Prompt: Reproduce every line of the material below verbatim.

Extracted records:
# # #

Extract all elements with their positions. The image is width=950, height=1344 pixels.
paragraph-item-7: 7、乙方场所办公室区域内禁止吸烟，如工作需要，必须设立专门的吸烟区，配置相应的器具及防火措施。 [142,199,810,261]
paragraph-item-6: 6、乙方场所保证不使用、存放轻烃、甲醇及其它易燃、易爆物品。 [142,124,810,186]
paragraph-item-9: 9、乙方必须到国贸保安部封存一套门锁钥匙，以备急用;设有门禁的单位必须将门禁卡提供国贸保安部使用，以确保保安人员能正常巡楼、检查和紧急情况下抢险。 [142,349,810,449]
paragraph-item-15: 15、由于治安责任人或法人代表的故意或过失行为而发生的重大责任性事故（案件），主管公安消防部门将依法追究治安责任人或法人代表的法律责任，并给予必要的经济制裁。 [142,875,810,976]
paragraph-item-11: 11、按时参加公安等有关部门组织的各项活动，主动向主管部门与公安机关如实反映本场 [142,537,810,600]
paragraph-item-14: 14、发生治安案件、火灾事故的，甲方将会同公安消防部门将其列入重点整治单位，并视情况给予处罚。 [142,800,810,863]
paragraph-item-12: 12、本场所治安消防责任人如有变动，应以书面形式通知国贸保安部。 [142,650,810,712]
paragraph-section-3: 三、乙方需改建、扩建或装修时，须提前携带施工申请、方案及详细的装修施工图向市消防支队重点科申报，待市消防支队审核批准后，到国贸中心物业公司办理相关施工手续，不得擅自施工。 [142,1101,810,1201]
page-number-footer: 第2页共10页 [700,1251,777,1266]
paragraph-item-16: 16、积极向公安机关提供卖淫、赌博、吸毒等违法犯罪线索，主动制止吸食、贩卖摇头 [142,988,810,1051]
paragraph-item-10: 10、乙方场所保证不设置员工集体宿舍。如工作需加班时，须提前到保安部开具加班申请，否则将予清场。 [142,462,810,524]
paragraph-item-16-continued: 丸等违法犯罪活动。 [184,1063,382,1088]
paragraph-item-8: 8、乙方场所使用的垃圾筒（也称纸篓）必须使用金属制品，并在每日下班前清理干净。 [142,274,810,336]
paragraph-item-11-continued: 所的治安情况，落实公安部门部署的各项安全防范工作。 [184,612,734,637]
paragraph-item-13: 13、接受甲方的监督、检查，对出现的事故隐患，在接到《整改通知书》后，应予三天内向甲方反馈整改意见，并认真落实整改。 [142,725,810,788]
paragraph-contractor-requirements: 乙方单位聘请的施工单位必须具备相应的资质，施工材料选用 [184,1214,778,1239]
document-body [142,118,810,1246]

# # #

Solution:
Extract all elements with their positions. The image is width=950, height=1344 pixels.
paragraph-item-7: 7、乙方场所办公室区域内禁止吸烟，如工作需要，必须设立专门的吸烟区，配置相应的器具及防火措施。 [142,199,810,261]
paragraph-item-6: 6、乙方场所保证不使用、存放轻烃、甲醇及其它易燃、易爆物品。 [142,124,810,186]
paragraph-item-9: 9、乙方必须到国贸保安部封存一套门锁钥匙，以备急用;设有门禁的单位必须将门禁卡提供国贸保安部使用，以确保保安人员能正常巡楼、检查和紧急情况下抢险。 [142,349,810,449]
paragraph-item-15: 15、由于治安责任人或法人代表的故意或过失行为而发生的重大责任性事故（案件），主管公安消防部门将依法追究治安责任人或法人代表的法律责任，并给予必要的经济制裁。 [142,875,810,976]
paragraph-item-11: 11、按时参加公安等有关部门组织的各项活动，主动向主管部门与公安机关如实反映本场 [142,537,810,600]
paragraph-item-14: 14、发生治安案件、火灾事故的，甲方将会同公安消防部门将其列入重点整治单位，并视情况给予处罚。 [142,800,810,863]
paragraph-item-12: 12、本场所治安消防责任人如有变动，应以书面形式通知国贸保安部。 [142,650,810,712]
paragraph-section-3: 三、乙方需改建、扩建或装修时，须提前携带施工申请、方案及详细的装修施工图向市消防支队重点科申报，待市消防支队审核批准后，到国贸中心物业公司办理相关施工手续，不得擅自施工。 [142,1101,810,1201]
page-number-footer: 第2页共10页 [700,1251,777,1266]
paragraph-item-16: 16、积极向公安机关提供卖淫、赌博、吸毒等违法犯罪线索，主动制止吸食、贩卖摇头 [142,988,810,1051]
paragraph-item-10: 10、乙方场所保证不设置员工集体宿舍。如工作需加班时，须提前到保安部开具加班申请，否则将予清场。 [142,462,810,524]
paragraph-item-16-continued: 丸等违法犯罪活动。 [184,1063,382,1088]
paragraph-item-8: 8、乙方场所使用的垃圾筒（也称纸篓）必须使用金属制品，并在每日下班前清理干净。 [142,274,810,336]
paragraph-item-11-continued: 所的治安情况，落实公安部门部署的各项安全防范工作。 [184,612,734,637]
paragraph-item-13: 13、接受甲方的监督、检查，对出现的事故隐患，在接到《整改通知书》后，应予三天内向甲方反馈整改意见，并认真落实整改。 [142,725,810,788]
paragraph-contractor-requirements: 乙方单位聘请的施工单位必须具备相应的资质，施工材料选用 [184,1214,778,1239]
document-body [142,118,810,1246]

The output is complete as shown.